### Data listing
****************

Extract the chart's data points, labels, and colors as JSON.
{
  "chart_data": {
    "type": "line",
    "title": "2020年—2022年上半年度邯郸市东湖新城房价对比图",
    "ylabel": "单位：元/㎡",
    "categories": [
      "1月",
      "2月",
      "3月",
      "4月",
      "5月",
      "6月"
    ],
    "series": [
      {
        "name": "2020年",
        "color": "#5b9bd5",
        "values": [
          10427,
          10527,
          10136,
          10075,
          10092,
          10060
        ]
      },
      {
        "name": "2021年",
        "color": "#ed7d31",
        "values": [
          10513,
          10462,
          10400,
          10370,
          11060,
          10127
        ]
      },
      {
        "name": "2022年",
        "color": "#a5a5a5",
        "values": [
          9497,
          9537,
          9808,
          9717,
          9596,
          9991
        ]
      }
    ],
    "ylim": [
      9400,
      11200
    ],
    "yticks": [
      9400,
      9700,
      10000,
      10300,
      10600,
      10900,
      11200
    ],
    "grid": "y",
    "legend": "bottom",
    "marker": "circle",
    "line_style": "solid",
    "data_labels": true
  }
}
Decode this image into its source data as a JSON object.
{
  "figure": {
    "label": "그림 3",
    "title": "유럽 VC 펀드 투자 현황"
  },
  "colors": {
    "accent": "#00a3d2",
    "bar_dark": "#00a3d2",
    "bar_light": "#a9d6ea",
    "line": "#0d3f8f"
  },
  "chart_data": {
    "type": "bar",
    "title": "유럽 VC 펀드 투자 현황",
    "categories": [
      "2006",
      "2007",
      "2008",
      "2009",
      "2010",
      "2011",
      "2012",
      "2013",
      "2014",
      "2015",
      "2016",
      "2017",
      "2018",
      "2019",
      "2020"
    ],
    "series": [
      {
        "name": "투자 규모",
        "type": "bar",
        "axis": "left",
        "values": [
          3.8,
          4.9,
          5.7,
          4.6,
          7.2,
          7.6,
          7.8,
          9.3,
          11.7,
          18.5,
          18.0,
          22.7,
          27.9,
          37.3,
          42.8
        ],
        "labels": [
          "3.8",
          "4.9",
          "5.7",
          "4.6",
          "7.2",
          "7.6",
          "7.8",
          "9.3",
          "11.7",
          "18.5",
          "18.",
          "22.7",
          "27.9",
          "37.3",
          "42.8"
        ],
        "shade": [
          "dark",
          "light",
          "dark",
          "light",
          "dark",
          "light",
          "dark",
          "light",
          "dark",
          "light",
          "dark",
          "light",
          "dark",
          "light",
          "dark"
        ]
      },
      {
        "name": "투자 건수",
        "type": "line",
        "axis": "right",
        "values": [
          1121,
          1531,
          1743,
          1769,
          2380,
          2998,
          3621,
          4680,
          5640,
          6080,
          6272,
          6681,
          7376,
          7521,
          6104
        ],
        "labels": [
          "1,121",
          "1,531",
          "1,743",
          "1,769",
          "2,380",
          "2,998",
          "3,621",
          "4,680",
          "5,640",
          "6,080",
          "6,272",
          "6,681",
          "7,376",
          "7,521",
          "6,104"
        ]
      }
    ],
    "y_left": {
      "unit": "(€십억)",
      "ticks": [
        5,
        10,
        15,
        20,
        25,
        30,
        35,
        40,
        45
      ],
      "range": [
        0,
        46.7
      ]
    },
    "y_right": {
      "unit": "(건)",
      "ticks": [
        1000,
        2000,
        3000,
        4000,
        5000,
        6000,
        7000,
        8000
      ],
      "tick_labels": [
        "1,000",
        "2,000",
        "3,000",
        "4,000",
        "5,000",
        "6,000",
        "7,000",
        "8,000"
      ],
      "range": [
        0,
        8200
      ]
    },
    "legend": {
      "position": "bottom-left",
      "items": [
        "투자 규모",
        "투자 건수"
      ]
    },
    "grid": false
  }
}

****************

Your task is to output the full set of records exactly as presented.

### Output for this task
Extract the chart's data points, labels, and colors as JSON.
{
  "chart_data": {
    "type": "line",
    "title": "2020年—2022年上半年度邯郸市东湖新城房价对比图",
    "ylabel": "单位：元/㎡",
    "categories": [
      "1月",
      "2月",
      "3月",
      "4月",
      "5月",
      "6月"
    ],
    "series": [
      {
        "name": "2020年",
        "color": "#5b9bd5",
        "values": [
          10427,
          10527,
          10136,
          10075,
          10092,
          10060
        ]
      },
      {
        "name": "2021年",
        "color": "#ed7d31",
        "values": [
          10513,
          10462,
          10400,
          10370,
          11060,
          10127
        ]
      },
      {
        "name": "2022年",
        "color": "#a5a5a5",
        "values": [
          9497,
          9537,
          9808,
          9717,
          9596,
          9991
        ]
      }
    ],
    "ylim": [
      9400,
      11200
    ],
    "yticks": [
      9400,
      9700,
      10000,
      10300,
      10600,
      10900,
      11200
    ],
    "grid": "y",
    "legend": "bottom",
    "marker": "circle",
    "line_style": "solid",
    "data_labels": true
  }
}
Decode this image into its source data as a JSON object.
{
  "figure": {
    "label": "그림 3",
    "title": "유럽 VC 펀드 투자 현황"
  },
  "colors": {
    "accent": "#00a3d2",
    "bar_dark": "#00a3d2",
    "bar_light": "#a9d6ea",
    "line": "#0d3f8f"
  },
  "chart_data": {
    "type": "bar",
    "title": "유럽 VC 펀드 투자 현황",
    "categories": [
      "2006",
      "2007",
      "2008",
      "2009",
      "2010",
      "2011",
      "2012",
      "2013",
      "2014",
      "2015",
      "2016",
      "2017",
      "2018",
      "2019",
      "2020"
    ],
    "series": [
      {
        "name": "투자 규모",
        "type": "bar",
        "axis": "left",
        "values": [
          3.8,
          4.9,
          5.7,
          4.6,
          7.2,
          7.6,
          7.8,
          9.3,
          11.7,
          18.5,
          18.0,
          22.7,
          27.9,
          37.3,
          42.8
        ],
        "labels": [
          "3.8",
          "4.9",
          "5.7",
          "4.6",
          "7.2",
          "7.6",
          "7.8",
          "9.3",
          "11.7",
          "18.5",
          "18.",
          "22.7",
          "27.9",
          "37.3",
          "42.8"
        ],
        "shade": [
          "dark",
          "light",
          "dark",
          "light",
          "dark",
          "light",
          "dark",
          "light",
          "dark",
          "light",
          "dark",
          "light",
          "dark",
          "light",
          "dark"
        ]
      },
      {
        "name": "투자 건수",
        "type": "line",
        "axis": "right",
        "values": [
          1121,
          1531,
          1743,
          1769,
          2380,
          2998,
          3621,
          4680,
          5640,
          6080,
          6272,
          6681,
          7376,
          7521,
          6104
        ],
        "labels": [
          "1,121",
          "1,531",
          "1,743",
          "1,769",
          "2,380",
          "2,998",
          "3,621",
          "4,680",
          "5,640",
          "6,080",
          "6,272",
          "6,681",
          "7,376",
          "7,521",
          "6,104"
        ]
      }
    ],
    "y_left": {
      "unit": "(€십억)",
      "ticks": [
        5,
        10,
        15,
        20,
        25,
        30,
        35,
        40,
        45
      ],
      "range": [
        0,
        46.7
      ]
    },
    "y_right": {
      "unit": "(건)",
      "ticks": [
        1000,
        2000,
        3000,
        4000,
        5000,
        6000,
        7000,
        8000
      ],
      "tick_labels": [
        "1,000",
        "2,000",
        "3,000",
        "4,000",
        "5,000",
        "6,000",
        "7,000",
        "8,000"
      ],
      "range": [
        0,
        8200
      ]
    },
    "legend": {
      "position": "bottom-left",
      "items": [
        "투자 규모",
        "투자 건수"
      ]
    },
    "grid": false
  }
}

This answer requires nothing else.